● **WORK REQUEST**
Below are entries. Pull out all lines containing "解包大小为".

● **MATERIAL FOR THIS TASK**
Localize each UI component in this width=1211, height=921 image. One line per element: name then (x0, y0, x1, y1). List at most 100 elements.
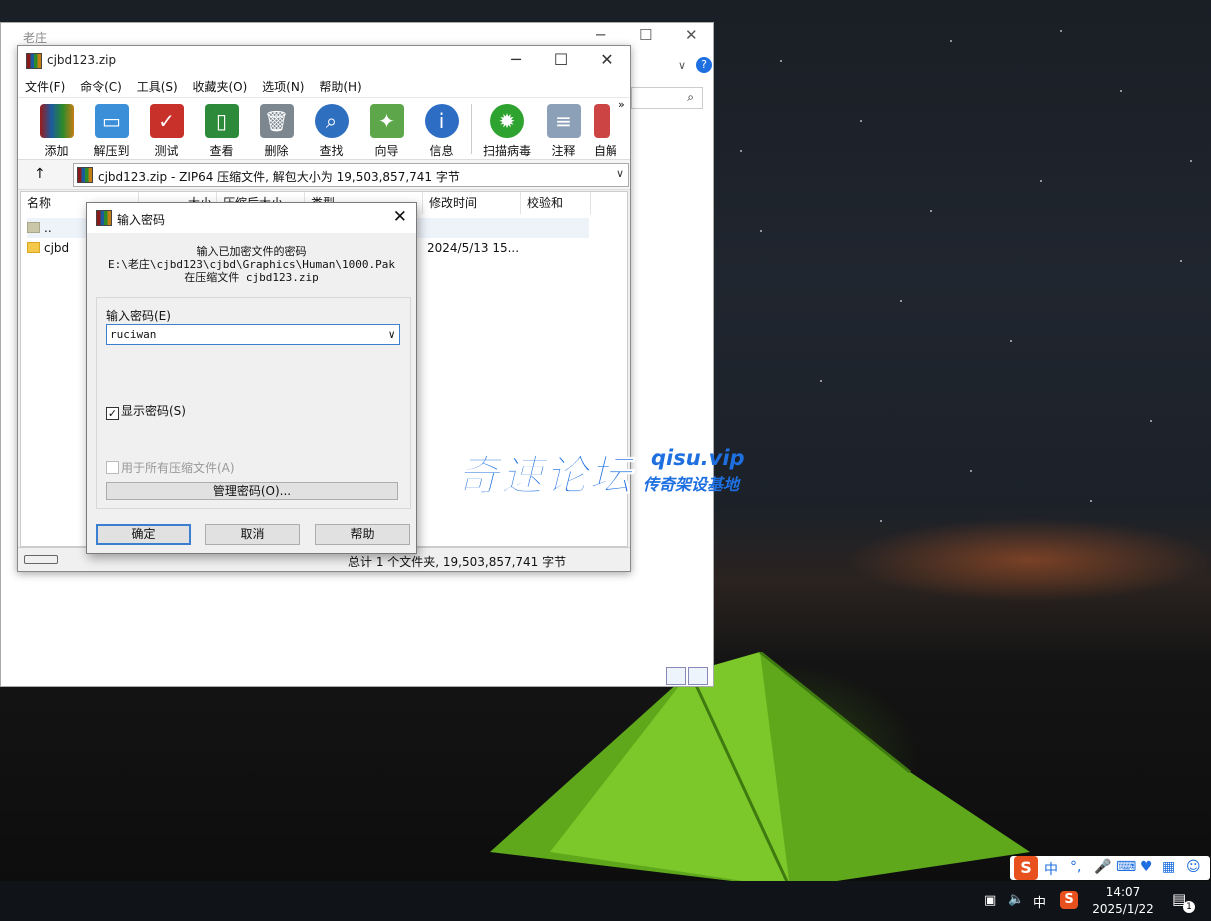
all-archives-checkbox[interactable]: 用于所有压缩文件(A) (106, 459, 235, 476)
comment-button[interactable]: ≡ 注释 (536, 104, 591, 159)
organize-passwords-button[interactable]: 管理密码(O)... (106, 482, 398, 500)
watermark-text: 奇速论坛 (456, 451, 634, 501)
sfx-button[interactable]: 自解 (594, 104, 616, 159)
parent-folder-icon (27, 222, 40, 233)
view-toggle[interactable] (666, 667, 710, 688)
toolbar: 添加 ▭ 解压到 ✓ 测试 ▯ 查看 🗑 删除 ⌕ 查找 ✦ 向导 i 信息 ✹ 扫描病毒 ≡ 注… (18, 98, 630, 160)
info-button[interactable]: i 信息 (414, 104, 469, 159)
status-text: 总计 1 个文件夹, 19,503,857,741 字节 (348, 555, 567, 569)
taskbar-ime[interactable]: 中 (1033, 892, 1046, 911)
show-password-checkbox[interactable]: ✓ 显示密码(S) (106, 402, 186, 420)
toolbar-divider (471, 104, 472, 154)
sfx-icon (594, 104, 610, 138)
ime-mode[interactable]: 中 (1044, 859, 1058, 879)
menu-favorites[interactable]: 收藏夹(O) (193, 76, 248, 98)
password-group: 输入密码(E) ruciwan ∨ ✓ 显示密码(S) 用于所有压缩文件(A) 管… (96, 297, 411, 509)
scan-virus-button[interactable]: ✹ 扫描病毒 (477, 104, 537, 159)
folder-icon: ▭ (94, 104, 129, 138)
password-label: 输入密码(E) (106, 309, 171, 323)
volume-icon[interactable]: 🔈 (1008, 892, 1024, 907)
notification-count: 1 (1183, 901, 1195, 913)
winrar-icon (96, 210, 112, 226)
close-button[interactable]: ✕ (587, 50, 627, 69)
up-arrow-icon[interactable]: ↑ (34, 166, 46, 182)
book-icon: ▯ (204, 104, 239, 138)
add-button[interactable]: 添加 (29, 104, 84, 159)
title-bar: cjbd123.zip ─ ☐ ✕ (18, 46, 630, 76)
menu-file[interactable]: 文件(F) (25, 76, 65, 98)
avatar-icon[interactable]: ☺ (1186, 859, 1201, 875)
virus-scan-icon: ✹ (490, 104, 524, 138)
checkbox-icon[interactable] (106, 461, 119, 474)
chevron-down-icon[interactable]: ∨ (388, 325, 395, 344)
delete-button[interactable]: 🗑 删除 (249, 104, 304, 159)
search-icon: ⌕ (687, 90, 694, 104)
ime-toolbar: S 中 °, 🎤 ⌨ ♥ ▦ ☺ (1010, 856, 1210, 880)
path-dropdown[interactable]: cjbd123.zip - ZIP64 压缩文件, 解包大小为 19,503,8… (73, 163, 629, 187)
password-input[interactable]: ruciwan ∨ (106, 324, 400, 345)
path-bar: ↑ cjbd123.zip - ZIP64 压缩文件, 解包大小为 19,503… (18, 160, 630, 190)
sogou-logo-icon[interactable]: S (1014, 856, 1038, 880)
skin-icon[interactable]: ♥ (1140, 859, 1153, 875)
menu-help[interactable]: 帮助(H) (319, 76, 361, 98)
watermark-slogan: 传奇架设基地 (643, 475, 740, 494)
winrar-icon (26, 53, 42, 69)
folder-icon (27, 242, 40, 253)
menu-options[interactable]: 选项(N) (262, 76, 304, 98)
maximize-button[interactable]: ☐ (541, 50, 581, 69)
info-icon: i (424, 104, 459, 138)
minimize-button[interactable]: ─ (496, 50, 536, 69)
glowing-tent (490, 652, 1030, 889)
toolbar-overflow-icon[interactable]: » (618, 98, 625, 111)
dialog-info: 输入已加密文件的密码 E:\老庄\cjbd123\cjbd\Graphics\H… (108, 245, 395, 284)
keyboard-icon[interactable]: ⌨ (1116, 859, 1136, 875)
watermark-url: qisu.vip (651, 446, 745, 470)
path-text: cjbd123.zip - ZIP64 压缩文件, 解包大小为 19,503,8… (98, 170, 460, 184)
archive-books-icon (39, 104, 74, 138)
comment-icon: ≡ (546, 104, 581, 138)
dialog-title: 输入密码 (117, 213, 166, 227)
dialog-title-bar: 输入密码 ✕ (87, 203, 416, 233)
punctuation-icon[interactable]: °, (1070, 859, 1081, 875)
extract-to-button[interactable]: ▭ 解压到 (84, 104, 139, 159)
password-dialog: 输入密码 ✕ 输入已加密文件的密码 E:\老庄\cjbd123\cjbd\Gra… (86, 202, 417, 554)
microphone-icon[interactable]: 🎤 (1094, 859, 1111, 875)
close-button[interactable]: ✕ (685, 26, 698, 44)
network-icon[interactable]: ▣ (984, 893, 996, 908)
maximize-button[interactable]: ☐ (639, 26, 652, 44)
clipboard-check-icon: ✓ (149, 104, 184, 138)
view-button[interactable]: ▯ 查看 (194, 104, 249, 159)
large-icons-view-icon[interactable] (688, 667, 708, 685)
help-icon[interactable]: ? (696, 57, 712, 73)
menu-commands[interactable]: 命令(C) (80, 76, 122, 98)
cancel-button[interactable]: 取消 (205, 524, 300, 545)
window-title: cjbd123.zip (47, 53, 117, 67)
column-crc[interactable]: 校验和 (521, 192, 591, 214)
menu-bar: 文件(F) 命令(C) 工具(S) 收藏夹(O) 选项(N) 帮助(H) (18, 76, 630, 98)
explorer-title: 老庄 (23, 31, 48, 45)
menu-tools[interactable]: 工具(S) (137, 76, 178, 98)
checkbox-checked-icon[interactable]: ✓ (106, 407, 119, 420)
site-watermark: 奇速论坛 qisu.vip 传奇架设基地 (456, 440, 757, 501)
ok-button[interactable]: 确定 (96, 524, 191, 545)
help-button[interactable]: 帮助 (315, 524, 410, 545)
taskbar: ▣ 🔈 中 S 14:07 2025/1/22 ▤ 1 (0, 881, 1211, 921)
magnifier-icon: ⌕ (314, 104, 349, 138)
clock[interactable]: 14:07 2025/1/22 (1088, 884, 1158, 918)
chevron-down-icon[interactable]: ∨ (616, 167, 624, 180)
sogou-tray-icon[interactable]: S (1060, 891, 1078, 909)
trash-icon: 🗑 (259, 104, 294, 138)
toolbox-icon[interactable]: ▦ (1162, 859, 1175, 875)
find-button[interactable]: ⌕ 查找 (304, 104, 359, 159)
drive-icon (24, 555, 58, 564)
minimize-button[interactable]: ─ (596, 26, 605, 44)
search-box[interactable]: ⌕ (631, 87, 703, 109)
column-modified[interactable]: 修改时间 (423, 192, 521, 214)
chevron-down-icon[interactable]: ∨ (678, 59, 686, 72)
wizard-button[interactable]: ✦ 向导 (359, 104, 414, 159)
details-view-icon[interactable] (666, 667, 686, 685)
close-button[interactable]: ✕ (393, 207, 407, 227)
magic-wand-icon: ✦ (369, 104, 404, 138)
zip-icon (77, 167, 93, 183)
test-button[interactable]: ✓ 测试 (139, 104, 194, 159)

● **RESULT FOR THIS EXERCISE**
path-dropdown[interactable]: cjbd123.zip - ZIP64 压缩文件, 解包大小为 19,503,8… (73, 163, 629, 187)
path-bar: ↑ cjbd123.zip - ZIP64 压缩文件, 解包大小为 19,503… (18, 160, 630, 190)
path-text: cjbd123.zip - ZIP64 压缩文件, 解包大小为 19,503,8… (98, 170, 460, 184)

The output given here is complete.